** Start Material **
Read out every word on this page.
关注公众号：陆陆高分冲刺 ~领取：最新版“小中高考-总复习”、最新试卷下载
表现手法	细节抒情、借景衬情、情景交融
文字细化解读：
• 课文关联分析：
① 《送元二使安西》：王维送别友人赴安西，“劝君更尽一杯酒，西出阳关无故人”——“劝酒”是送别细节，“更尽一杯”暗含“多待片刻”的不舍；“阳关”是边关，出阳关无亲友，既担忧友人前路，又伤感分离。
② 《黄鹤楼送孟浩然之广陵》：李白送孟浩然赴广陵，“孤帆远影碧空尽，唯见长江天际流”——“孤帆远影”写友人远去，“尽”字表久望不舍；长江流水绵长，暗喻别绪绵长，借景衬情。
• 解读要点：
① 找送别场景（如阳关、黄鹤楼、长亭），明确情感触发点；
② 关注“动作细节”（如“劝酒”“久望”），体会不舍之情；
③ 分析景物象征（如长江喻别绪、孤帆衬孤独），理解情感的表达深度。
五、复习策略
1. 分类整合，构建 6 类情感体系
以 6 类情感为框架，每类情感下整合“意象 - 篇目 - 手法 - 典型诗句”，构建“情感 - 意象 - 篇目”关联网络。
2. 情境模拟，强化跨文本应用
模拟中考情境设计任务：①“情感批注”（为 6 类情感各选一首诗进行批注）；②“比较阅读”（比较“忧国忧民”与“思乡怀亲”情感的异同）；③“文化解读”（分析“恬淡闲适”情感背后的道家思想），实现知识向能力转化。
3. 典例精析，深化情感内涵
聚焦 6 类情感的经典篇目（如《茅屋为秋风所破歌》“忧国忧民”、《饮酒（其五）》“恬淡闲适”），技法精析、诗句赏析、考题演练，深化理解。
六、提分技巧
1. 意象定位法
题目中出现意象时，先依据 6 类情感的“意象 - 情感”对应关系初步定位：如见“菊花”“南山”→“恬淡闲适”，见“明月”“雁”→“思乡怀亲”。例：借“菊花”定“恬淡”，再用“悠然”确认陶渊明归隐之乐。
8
** End Material **
> _Task instructions_
Every line above should be printed again exactly as it stands.

> _Correct answer_
Read out every word on this page.
关注公众号：陆陆高分冲刺 ~领取：最新版“小中高考-总复习”、最新试卷下载
表现手法	细节抒情、借景衬情、情景交融
文字细化解读：
• 课文关联分析：
① 《送元二使安西》：王维送别友人赴安西，“劝君更尽一杯酒，西出阳关无故人”——“劝酒”是送别细节，“更尽一杯”暗含“多待片刻”的不舍；“阳关”是边关，出阳关无亲友，既担忧友人前路，又伤感分离。
② 《黄鹤楼送孟浩然之广陵》：李白送孟浩然赴广陵，“孤帆远影碧空尽，唯见长江天际流”——“孤帆远影”写友人远去，“尽”字表久望不舍；长江流水绵长，暗喻别绪绵长，借景衬情。
• 解读要点：
① 找送别场景（如阳关、黄鹤楼、长亭），明确情感触发点；
② 关注“动作细节”（如“劝酒”“久望”），体会不舍之情；
③ 分析景物象征（如长江喻别绪、孤帆衬孤独），理解情感的表达深度。
五、复习策略
1. 分类整合，构建 6 类情感体系
以 6 类情感为框架，每类情感下整合“意象 - 篇目 - 手法 - 典型诗句”，构建“情感 - 意象 - 篇目”关联网络。
2. 情境模拟，强化跨文本应用
模拟中考情境设计任务：①“情感批注”（为 6 类情感各选一首诗进行批注）；②“比较阅读”（比较“忧国忧民”与“思乡怀亲”情感的异同）；③“文化解读”（分析“恬淡闲适”情感背后的道家思想），实现知识向能力转化。
3. 典例精析，深化情感内涵
聚焦 6 类情感的经典篇目（如《茅屋为秋风所破歌》“忧国忧民”、《饮酒（其五）》“恬淡闲适”），技法精析、诗句赏析、考题演练，深化理解。
六、提分技巧
1. 意象定位法
题目中出现意象时，先依据 6 类情感的“意象 - 情感”对应关系初步定位：如见“菊花”“南山”→“恬淡闲适”，见“明月”“雁”→“思乡怀亲”。例：借“菊花”定“恬淡”，再用“悠然”确认陶渊明归隐之乐。
8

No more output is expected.